=== TASK OBJECTIVE ===
Your answer should be a single number: the count of lines that include "преподавателски".

=== RECORDED INFORMATION ===
==========

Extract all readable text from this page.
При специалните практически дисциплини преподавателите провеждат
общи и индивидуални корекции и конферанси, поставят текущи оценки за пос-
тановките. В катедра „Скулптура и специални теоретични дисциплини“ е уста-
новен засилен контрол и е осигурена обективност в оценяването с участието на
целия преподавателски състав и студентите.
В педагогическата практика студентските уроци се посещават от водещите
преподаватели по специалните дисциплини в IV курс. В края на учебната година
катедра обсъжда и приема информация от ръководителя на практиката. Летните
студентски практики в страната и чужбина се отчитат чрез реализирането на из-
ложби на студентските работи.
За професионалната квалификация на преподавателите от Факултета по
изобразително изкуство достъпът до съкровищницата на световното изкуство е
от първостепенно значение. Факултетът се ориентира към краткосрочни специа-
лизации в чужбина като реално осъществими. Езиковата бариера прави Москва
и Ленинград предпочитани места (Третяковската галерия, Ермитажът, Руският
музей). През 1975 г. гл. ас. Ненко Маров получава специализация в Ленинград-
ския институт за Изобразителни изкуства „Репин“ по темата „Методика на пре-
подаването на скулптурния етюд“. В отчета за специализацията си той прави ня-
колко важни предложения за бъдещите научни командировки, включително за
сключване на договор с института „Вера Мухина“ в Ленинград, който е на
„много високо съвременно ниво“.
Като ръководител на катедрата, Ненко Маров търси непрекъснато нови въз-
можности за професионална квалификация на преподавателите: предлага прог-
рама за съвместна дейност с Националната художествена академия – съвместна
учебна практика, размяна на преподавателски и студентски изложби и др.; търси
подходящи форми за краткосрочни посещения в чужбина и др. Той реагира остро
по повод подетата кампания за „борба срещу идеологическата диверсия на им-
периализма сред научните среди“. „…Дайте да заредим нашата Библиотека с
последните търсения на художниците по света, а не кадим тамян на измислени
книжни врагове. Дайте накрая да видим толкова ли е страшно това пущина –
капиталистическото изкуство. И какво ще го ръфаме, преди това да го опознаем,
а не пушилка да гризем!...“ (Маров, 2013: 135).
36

==========

=== EXERCISE ANSWER ===
2